Records about charts and figures
====================

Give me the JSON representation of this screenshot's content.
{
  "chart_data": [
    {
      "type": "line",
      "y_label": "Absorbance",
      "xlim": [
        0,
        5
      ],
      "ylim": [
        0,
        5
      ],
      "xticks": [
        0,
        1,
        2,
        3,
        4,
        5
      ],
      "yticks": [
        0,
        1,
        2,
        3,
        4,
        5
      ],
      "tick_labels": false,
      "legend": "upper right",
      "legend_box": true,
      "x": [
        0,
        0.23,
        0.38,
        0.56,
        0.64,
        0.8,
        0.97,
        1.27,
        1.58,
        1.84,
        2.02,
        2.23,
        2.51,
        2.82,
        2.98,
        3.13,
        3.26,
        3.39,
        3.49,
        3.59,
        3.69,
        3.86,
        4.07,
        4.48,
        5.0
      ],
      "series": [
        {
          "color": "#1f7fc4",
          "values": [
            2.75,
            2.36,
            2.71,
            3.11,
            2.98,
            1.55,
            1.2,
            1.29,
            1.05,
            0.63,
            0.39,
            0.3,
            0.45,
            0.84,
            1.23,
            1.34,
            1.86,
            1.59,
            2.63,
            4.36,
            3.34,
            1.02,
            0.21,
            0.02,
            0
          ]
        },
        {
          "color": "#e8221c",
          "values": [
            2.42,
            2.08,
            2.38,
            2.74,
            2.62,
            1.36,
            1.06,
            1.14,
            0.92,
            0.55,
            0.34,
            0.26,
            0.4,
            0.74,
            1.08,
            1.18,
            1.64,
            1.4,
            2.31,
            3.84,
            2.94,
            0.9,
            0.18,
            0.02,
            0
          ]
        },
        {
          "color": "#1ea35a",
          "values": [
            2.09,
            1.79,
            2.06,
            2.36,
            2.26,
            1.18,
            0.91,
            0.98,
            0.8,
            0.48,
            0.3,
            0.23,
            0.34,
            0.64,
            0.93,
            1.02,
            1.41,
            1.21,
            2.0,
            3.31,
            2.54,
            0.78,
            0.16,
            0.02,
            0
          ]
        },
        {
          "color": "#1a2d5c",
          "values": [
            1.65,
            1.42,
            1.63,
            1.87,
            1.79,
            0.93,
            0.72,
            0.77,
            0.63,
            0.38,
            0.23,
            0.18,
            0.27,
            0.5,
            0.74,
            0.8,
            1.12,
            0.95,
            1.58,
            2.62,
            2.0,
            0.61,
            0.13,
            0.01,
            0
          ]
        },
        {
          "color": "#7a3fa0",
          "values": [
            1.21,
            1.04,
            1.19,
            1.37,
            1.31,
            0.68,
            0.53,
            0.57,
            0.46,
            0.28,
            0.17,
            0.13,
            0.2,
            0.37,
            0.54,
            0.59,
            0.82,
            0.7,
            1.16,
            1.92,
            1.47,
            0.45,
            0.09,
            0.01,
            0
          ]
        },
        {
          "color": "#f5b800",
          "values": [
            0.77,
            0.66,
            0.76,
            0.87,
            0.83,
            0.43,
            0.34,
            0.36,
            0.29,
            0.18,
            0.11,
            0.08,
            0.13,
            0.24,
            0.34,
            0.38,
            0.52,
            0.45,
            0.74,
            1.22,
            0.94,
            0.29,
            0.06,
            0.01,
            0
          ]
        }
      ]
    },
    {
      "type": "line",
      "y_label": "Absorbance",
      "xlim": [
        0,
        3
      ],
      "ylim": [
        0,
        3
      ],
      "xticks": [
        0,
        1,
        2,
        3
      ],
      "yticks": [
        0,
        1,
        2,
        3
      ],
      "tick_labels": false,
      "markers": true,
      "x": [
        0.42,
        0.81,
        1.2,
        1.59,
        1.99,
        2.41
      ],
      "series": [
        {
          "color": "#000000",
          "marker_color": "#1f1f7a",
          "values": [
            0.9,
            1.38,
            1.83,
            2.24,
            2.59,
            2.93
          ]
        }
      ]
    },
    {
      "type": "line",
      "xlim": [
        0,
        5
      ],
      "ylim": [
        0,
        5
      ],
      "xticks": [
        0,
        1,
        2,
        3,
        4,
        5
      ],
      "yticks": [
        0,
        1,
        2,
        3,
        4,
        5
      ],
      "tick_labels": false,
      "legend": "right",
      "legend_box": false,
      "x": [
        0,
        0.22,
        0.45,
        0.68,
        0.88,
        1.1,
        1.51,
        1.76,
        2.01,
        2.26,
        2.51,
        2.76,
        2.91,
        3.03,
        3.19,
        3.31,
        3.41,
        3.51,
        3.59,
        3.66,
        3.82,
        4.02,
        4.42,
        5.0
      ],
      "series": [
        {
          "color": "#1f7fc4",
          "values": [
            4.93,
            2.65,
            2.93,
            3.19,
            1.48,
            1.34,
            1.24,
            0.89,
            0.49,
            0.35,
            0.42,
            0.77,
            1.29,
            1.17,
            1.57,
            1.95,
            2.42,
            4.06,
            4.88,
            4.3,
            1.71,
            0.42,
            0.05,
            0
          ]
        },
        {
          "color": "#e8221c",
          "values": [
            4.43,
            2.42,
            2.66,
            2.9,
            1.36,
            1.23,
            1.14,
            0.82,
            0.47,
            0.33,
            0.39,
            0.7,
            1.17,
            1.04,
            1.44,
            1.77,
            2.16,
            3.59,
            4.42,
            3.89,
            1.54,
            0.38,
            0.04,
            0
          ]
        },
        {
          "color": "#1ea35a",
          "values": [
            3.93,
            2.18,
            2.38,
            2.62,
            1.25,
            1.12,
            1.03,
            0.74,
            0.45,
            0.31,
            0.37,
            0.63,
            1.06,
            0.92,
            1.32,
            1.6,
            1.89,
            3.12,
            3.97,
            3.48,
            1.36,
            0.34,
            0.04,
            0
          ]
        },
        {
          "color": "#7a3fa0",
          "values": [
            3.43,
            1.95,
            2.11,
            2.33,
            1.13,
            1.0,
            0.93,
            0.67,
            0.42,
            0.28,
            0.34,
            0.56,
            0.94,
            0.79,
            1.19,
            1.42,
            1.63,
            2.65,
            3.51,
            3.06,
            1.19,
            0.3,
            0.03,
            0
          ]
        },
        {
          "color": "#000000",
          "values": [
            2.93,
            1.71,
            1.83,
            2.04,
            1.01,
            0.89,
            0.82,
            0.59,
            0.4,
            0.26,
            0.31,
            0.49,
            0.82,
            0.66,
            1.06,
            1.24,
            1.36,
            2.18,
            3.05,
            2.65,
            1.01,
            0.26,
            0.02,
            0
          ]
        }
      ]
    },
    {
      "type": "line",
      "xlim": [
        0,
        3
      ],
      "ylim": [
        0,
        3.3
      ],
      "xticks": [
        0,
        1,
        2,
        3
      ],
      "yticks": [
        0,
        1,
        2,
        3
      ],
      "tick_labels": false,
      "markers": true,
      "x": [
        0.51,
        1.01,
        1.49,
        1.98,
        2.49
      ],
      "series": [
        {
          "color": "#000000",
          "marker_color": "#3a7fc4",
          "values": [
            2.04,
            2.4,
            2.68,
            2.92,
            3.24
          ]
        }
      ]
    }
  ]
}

====================

Aim of the task:
Every record should be repeated exactly; please leave none out.

Result:
Give me the JSON representation of this screenshot's content.
{
  "chart_data": [
    {
      "type": "line",
      "y_label": "Absorbance",
      "xlim": [
        0,
        5
      ],
      "ylim": [
        0,
        5
      ],
      "xticks": [
        0,
        1,
        2,
        3,
        4,
        5
      ],
      "yticks": [
        0,
        1,
        2,
        3,
        4,
        5
      ],
      "tick_labels": false,
      "legend": "upper right",
      "legend_box": true,
      "x": [
        0,
        0.23,
        0.38,
        0.56,
        0.64,
        0.8,
        0.97,
        1.27,
        1.58,
        1.84,
        2.02,
        2.23,
        2.51,
        2.82,
        2.98,
        3.13,
        3.26,
        3.39,
        3.49,
        3.59,
        3.69,
        3.86,
        4.07,
        4.48,
        5.0
      ],
      "series": [
        {
          "color": "#1f7fc4",
          "values": [
            2.75,
            2.36,
            2.71,
            3.11,
            2.98,
            1.55,
            1.2,
            1.29,
            1.05,
            0.63,
            0.39,
            0.3,
            0.45,
            0.84,
            1.23,
            1.34,
            1.86,
            1.59,
            2.63,
            4.36,
            3.34,
            1.02,
            0.21,
            0.02,
            0
          ]
        },
        {
          "color": "#e8221c",
          "values": [
            2.42,
            2.08,
            2.38,
            2.74,
            2.62,
            1.36,
            1.06,
            1.14,
            0.92,
            0.55,
            0.34,
            0.26,
            0.4,
            0.74,
            1.08,
            1.18,
            1.64,
            1.4,
            2.31,
            3.84,
            2.94,
            0.9,
            0.18,
            0.02,
            0
          ]
        },
        {
          "color": "#1ea35a",
          "values": [
            2.09,
            1.79,
            2.06,
            2.36,
            2.26,
            1.18,
            0.91,
            0.98,
            0.8,
            0.48,
            0.3,
            0.23,
            0.34,
            0.64,
            0.93,
            1.02,
            1.41,
            1.21,
            2.0,
            3.31,
            2.54,
            0.78,
            0.16,
            0.02,
            0
          ]
        },
        {
          "color": "#1a2d5c",
          "values": [
            1.65,
            1.42,
            1.63,
            1.87,
            1.79,
            0.93,
            0.72,
            0.77,
            0.63,
            0.38,
            0.23,
            0.18,
            0.27,
            0.5,
            0.74,
            0.8,
            1.12,
            0.95,
            1.58,
            2.62,
            2.0,
            0.61,
            0.13,
            0.01,
            0
          ]
        },
        {
          "color": "#7a3fa0",
          "values": [
            1.21,
            1.04,
            1.19,
            1.37,
            1.31,
            0.68,
            0.53,
            0.57,
            0.46,
            0.28,
            0.17,
            0.13,
            0.2,
            0.37,
            0.54,
            0.59,
            0.82,
            0.7,
            1.16,
            1.92,
            1.47,
            0.45,
            0.09,
            0.01,
            0
          ]
        },
        {
          "color": "#f5b800",
          "values": [
            0.77,
            0.66,
            0.76,
            0.87,
            0.83,
            0.43,
            0.34,
            0.36,
            0.29,
            0.18,
            0.11,
            0.08,
            0.13,
            0.24,
            0.34,
            0.38,
            0.52,
            0.45,
            0.74,
            1.22,
            0.94,
            0.29,
            0.06,
            0.01,
            0
          ]
        }
      ]
    },
    {
      "type": "line",
      "y_label": "Absorbance",
      "xlim": [
        0,
        3
      ],
      "ylim": [
        0,
        3
      ],
      "xticks": [
        0,
        1,
        2,
        3
      ],
      "yticks": [
        0,
        1,
        2,
        3
      ],
      "tick_labels": false,
      "markers": true,
      "x": [
        0.42,
        0.81,
        1.2,
        1.59,
        1.99,
        2.41
      ],
      "series": [
        {
          "color": "#000000",
          "marker_color": "#1f1f7a",
          "values": [
            0.9,
            1.38,
            1.83,
            2.24,
            2.59,
            2.93
          ]
        }
      ]
    },
    {
      "type": "line",
      "xlim": [
        0,
        5
      ],
      "ylim": [
        0,
        5
      ],
      "xticks": [
        0,
        1,
        2,
        3,
        4,
        5
      ],
      "yticks": [
        0,
        1,
        2,
        3,
        4,
        5
      ],
      "tick_labels": false,
      "legend": "right",
      "legend_box": false,
      "x": [
        0,
        0.22,
        0.45,
        0.68,
        0.88,
        1.1,
        1.51,
        1.76,
        2.01,
        2.26,
        2.51,
        2.76,
        2.91,
        3.03,
        3.19,
        3.31,
        3.41,
        3.51,
        3.59,
        3.66,
        3.82,
        4.02,
        4.42,
        5.0
      ],
      "series": [
        {
          "color": "#1f7fc4",
          "values": [
            4.93,
            2.65,
            2.93,
            3.19,
            1.48,
            1.34,
            1.24,
            0.89,
            0.49,
            0.35,
            0.42,
            0.77,
            1.29,
            1.17,
            1.57,
            1.95,
            2.42,
            4.06,
            4.88,
            4.3,
            1.71,
            0.42,
            0.05,
            0
          ]
        },
        {
          "color": "#e8221c",
          "values": [
            4.43,
            2.42,
            2.66,
            2.9,
            1.36,
            1.23,
            1.14,
            0.82,
            0.47,
            0.33,
            0.39,
            0.7,
            1.17,
            1.04,
            1.44,
            1.77,
            2.16,
            3.59,
            4.42,
            3.89,
            1.54,
            0.38,
            0.04,
            0
          ]
        },
        {
          "color": "#1ea35a",
          "values": [
            3.93,
            2.18,
            2.38,
            2.62,
            1.25,
            1.12,
            1.03,
            0.74,
            0.45,
            0.31,
            0.37,
            0.63,
            1.06,
            0.92,
            1.32,
            1.6,
            1.89,
            3.12,
            3.97,
            3.48,
            1.36,
            0.34,
            0.04,
            0
          ]
        },
        {
          "color": "#7a3fa0",
          "values": [
            3.43,
            1.95,
            2.11,
            2.33,
            1.13,
            1.0,
            0.93,
            0.67,
            0.42,
            0.28,
            0.34,
            0.56,
            0.94,
            0.79,
            1.19,
            1.42,
            1.63,
            2.65,
            3.51,
            3.06,
            1.19,
            0.3,
            0.03,
            0
          ]
        },
        {
          "color": "#000000",
          "values": [
            2.93,
            1.71,
            1.83,
            2.04,
            1.01,
            0.89,
            0.82,
            0.59,
            0.4,
            0.26,
            0.31,
            0.49,
            0.82,
            0.66,
            1.06,
            1.24,
            1.36,
            2.18,
            3.05,
            2.65,
            1.01,
            0.26,
            0.02,
            0
          ]
        }
      ]
    },
    {
      "type": "line",
      "xlim": [
        0,
        3
      ],
      "ylim": [
        0,
        3.3
      ],
      "xticks": [
        0,
        1,
        2,
        3
      ],
      "yticks": [
        0,
        1,
        2,
        3
      ],
      "tick_labels": false,
      "markers": true,
      "x": [
        0.51,
        1.01,
        1.49,
        1.98,
        2.49
      ],
      "series": [
        {
          "color": "#000000",
          "marker_color": "#3a7fc4",
          "values": [
            2.04,
            2.4,
            2.68,
            2.92,
            3.24
          ]
        }
      ]
    }
  ]
}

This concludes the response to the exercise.